The first four, from the comfort of home!

1. Balvenie 17 year old Islay Cask (OB, 43% ABV)
not the 'Peated Cask' from four years back, but the original 'Islay Cask' from ten years ago.
Nose -- Starts in Speyside: Peaches, Oranges, and Vanilla.  Then gradually shifts.  Citronella candles, anise, plaster, ashes, and lots of soil.
Palate -- Lots of dirt, roots, and bark.  It gradually grows sweeter.  Then there are hints of flowers and lemon.  A bitterness builds that feels more woody and resinous than herbal.
Finish -- Both sweet and bitter.  Cigarette ashes.

Grade Range: B-/B
I love herbal bitterness in my whisky, but woody bitterness is often due to cask problems.  I learned that lesson harshly with my own whisky barrel.  Without all of that resin, this would have been a B+.

2. Loch Lomond Peated, green label (OB, 46% ABV)
why not, right?
Nose -- Quite Finlaggan-esque, very young and very skunky.  Garbage on a hot day, rotting lettuce, notebook paper.  Also some cotton candy, apple skins, toasty grains, and peat moss.
Palate -- Much softer than the nose. Wormwood bitterness and a peatin' that gets sweeter with time.  But the two biggest notes are wood smoke and burnt marshmallows.
Finish -- Wood smoke and a little bit of sugar.

Grade Range: D+/C-
The nose is a hot mess, but the palate is good enough that I would drink this again.  Or at least I'd drink this before I'd drink The Fin, again.

3. Bowmore 16 year old 1990 Sherry Cask (OB, 53.8% ABV)
the casks were ex-olorosos
Nose -- Smoked sherry, tar, moss, and baking chocolate.  Then cigarettes, rotting apples, and dried grass clippings.  With water, it gets grassier and mossier.
Palate -- Hot.  Now the sherry is burnt.  Ashes, burnt peanuts.  Some sweet orange stuff.  With water, it gets grassier and bitterer.  The smoke and sweets remain.
Finish -- Sherry, ashes, maybe lavender?  No change with water.

Grade Range: B-
The nose is a B+, easily.  But the palate is oddly bland, though water helps a little.
==*==
# Requirements:
a. Decide whether each statement agrees with the whisky tasting notes. Answer yes or no, and quote the deciding words. (i) The Balvenie 17 year old Islay Cask is bottled at 43% ABV. (ii) The Loch Lomond Peated tastes harsher on the palate than on the nose. (iii) Adding water changes the finish of the Bowmore 16 year old 1990 Sherry Cask.
b. From the whisky tasting notes, write out the part that opens with the words containing "1. Balvenie 17" and closes with "(OB, 46% ABV)".
c. Write what comes next in the whisky tasting notes, continuing after their final sentence.

# Data segment:
==*==
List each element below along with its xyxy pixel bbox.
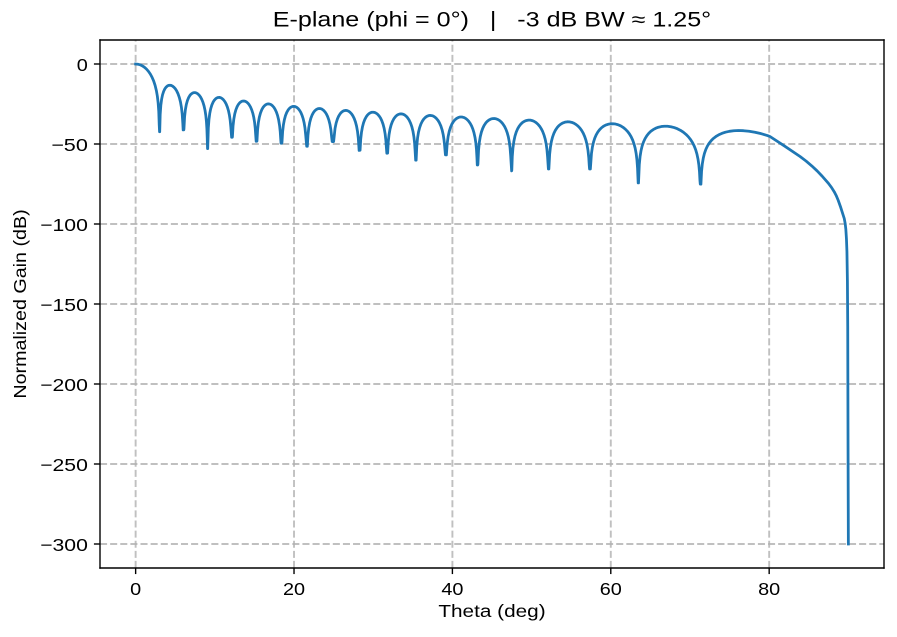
==*==
# Task results:
a.
(i) Yes: "Balvenie 17 year old Islay Cask (OB, 43% ABV)"
(ii) No: "Much softer than the nose."
(iii) No: "No change with water."

b.
1. Balvenie 17 year old Islay Cask (OB, 43% ABV)
not the 'Peated Cask' from four years back, but the original 'Islay Cask' from ten years ago.
Nose -- Starts in Speyside: Peaches, Oranges, and Vanilla.  Then gradually shifts.  Citronella candles, anise, plaster, ashes, and lots of soil.
Palate -- Lots of dirt, roots, and bark.  It gradually grows sweeter.  Then there are hints of flowers and lemon.  A bitterness builds that feels more woody and resinous than herbal.
Finish -- Both sweet and bitter.  Cigarette ashes.

Grade Range: B-/B
I love herbal bitterness in my whisky, but woody bitterness is often due to cask problems.  I learned that lesson harshly with my own whisky barrel.  Without all of that resin, this would have been a B+.

2. Loch Lomond Peated, green label (OB, 46% ABV)

c.
4. Laphroaig 13 year old 1994 (Cadenhead, 54.7% ABV)
from a single ex-bourbon hogshead; I'd hoped to get a bigger sample but this bottle went quickly
Nose -- A real softie. Saline nasal spray. Cigarettes in strawberry ice cream.  Leather, hay, armpits, and dusty book pages.
Palate -- Sugared-up peat moss.  Smoke and a good bitterness that develops with air.  Vanilla and a peppery zing.  Hints of sweet citrus.
Finish -- Lemon-lime fizzy, peat smoke, vanilla.

Grade Range: B-/B
Mild and light, it's the politest bourbon cask Laphroaig I've tried.  While nothing is technically wrong with it, there's not a whole lot to recommend.  It falls short of the official 10yo CS batches (including 005).



Okay, so far Laphroaig probably edges the Balvenie for first place and the Loch Lomond sits comfortably in dead last.  Let's see what happens in next weekend's Part 2...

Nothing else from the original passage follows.